==== Provided records ====
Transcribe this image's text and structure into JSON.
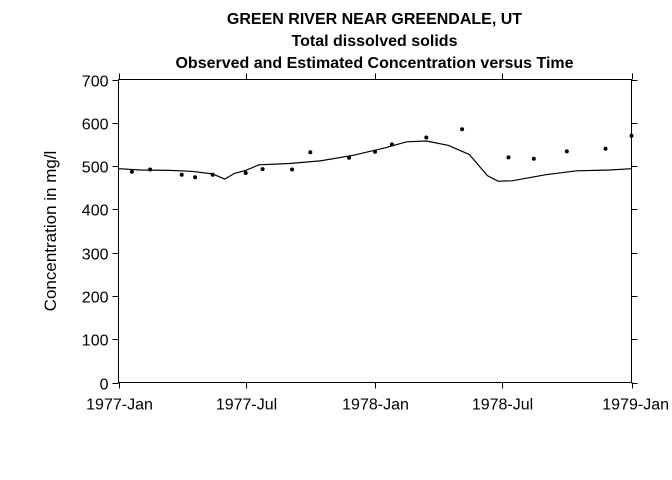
{
  "chart_data": {
    "type": "line",
    "title": "GREEN RIVER NEAR GREENDALE, UT",
    "subtitle": "Total dissolved solids",
    "subtitle2": "Observed and Estimated Concentration versus Time",
    "xlabel": "",
    "ylabel": "Concentration in mg/l",
    "xlim": [
      "1977-01-01",
      "1979-01-01"
    ],
    "ylim": [
      0,
      700
    ],
    "grid": false,
    "x_ticks": [
      {
        "date": "1977-01-01",
        "label": "1977-Jan"
      },
      {
        "date": "1977-07-01",
        "label": "1977-Jul"
      },
      {
        "date": "1978-01-01",
        "label": "1978-Jan"
      },
      {
        "date": "1978-07-01",
        "label": "1978-Jul"
      },
      {
        "date": "1979-01-01",
        "label": "1979-Jan"
      }
    ],
    "y_ticks": [
      0,
      100,
      200,
      300,
      400,
      500,
      600,
      700
    ],
    "series": [
      {
        "kind": "line",
        "points": [
          {
            "x": "1977-01-01",
            "y": 494
          },
          {
            "x": "1977-02-01",
            "y": 491
          },
          {
            "x": "1977-03-15",
            "y": 490
          },
          {
            "x": "1977-04-15",
            "y": 488
          },
          {
            "x": "1977-05-15",
            "y": 482
          },
          {
            "x": "1977-06-01",
            "y": 470
          },
          {
            "x": "1977-06-15",
            "y": 483
          },
          {
            "x": "1977-07-01",
            "y": 490
          },
          {
            "x": "1977-07-20",
            "y": 503
          },
          {
            "x": "1977-09-01",
            "y": 506
          },
          {
            "x": "1977-10-15",
            "y": 512
          },
          {
            "x": "1977-12-01",
            "y": 525
          },
          {
            "x": "1978-01-15",
            "y": 542
          },
          {
            "x": "1978-02-15",
            "y": 556
          },
          {
            "x": "1978-03-15",
            "y": 558
          },
          {
            "x": "1978-04-15",
            "y": 548
          },
          {
            "x": "1978-05-15",
            "y": 527
          },
          {
            "x": "1978-06-10",
            "y": 478
          },
          {
            "x": "1978-06-25",
            "y": 465
          },
          {
            "x": "1978-07-15",
            "y": 466
          },
          {
            "x": "1978-09-01",
            "y": 480
          },
          {
            "x": "1978-10-15",
            "y": 489
          },
          {
            "x": "1978-12-01",
            "y": 491
          },
          {
            "x": "1979-01-01",
            "y": 494
          }
        ]
      },
      {
        "kind": "points",
        "points": [
          {
            "x": "1977-01-20",
            "y": 487
          },
          {
            "x": "1977-02-15",
            "y": 492
          },
          {
            "x": "1977-04-01",
            "y": 480
          },
          {
            "x": "1977-04-20",
            "y": 474
          },
          {
            "x": "1977-05-15",
            "y": 480
          },
          {
            "x": "1977-07-01",
            "y": 484
          },
          {
            "x": "1977-07-25",
            "y": 493
          },
          {
            "x": "1977-09-05",
            "y": 492
          },
          {
            "x": "1977-10-01",
            "y": 532
          },
          {
            "x": "1977-11-25",
            "y": 519
          },
          {
            "x": "1978-01-01",
            "y": 533
          },
          {
            "x": "1978-01-25",
            "y": 550
          },
          {
            "x": "1978-03-15",
            "y": 566
          },
          {
            "x": "1978-05-05",
            "y": 585
          },
          {
            "x": "1978-07-10",
            "y": 520
          },
          {
            "x": "1978-08-15",
            "y": 517
          },
          {
            "x": "1978-10-01",
            "y": 534
          },
          {
            "x": "1978-11-25",
            "y": 540
          },
          {
            "x": "1979-01-01",
            "y": 570
          }
        ]
      }
    ]
  }
}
====
_Exercise directions_
Scan the material above for the word "date". Copy each line where it occurs.

_Exercise answer_
        "date": "1977-01-01",
        "date": "1977-07-01",
        "date": "1978-01-01",
        "date": "1978-07-01",
        "date": "1979-01-01",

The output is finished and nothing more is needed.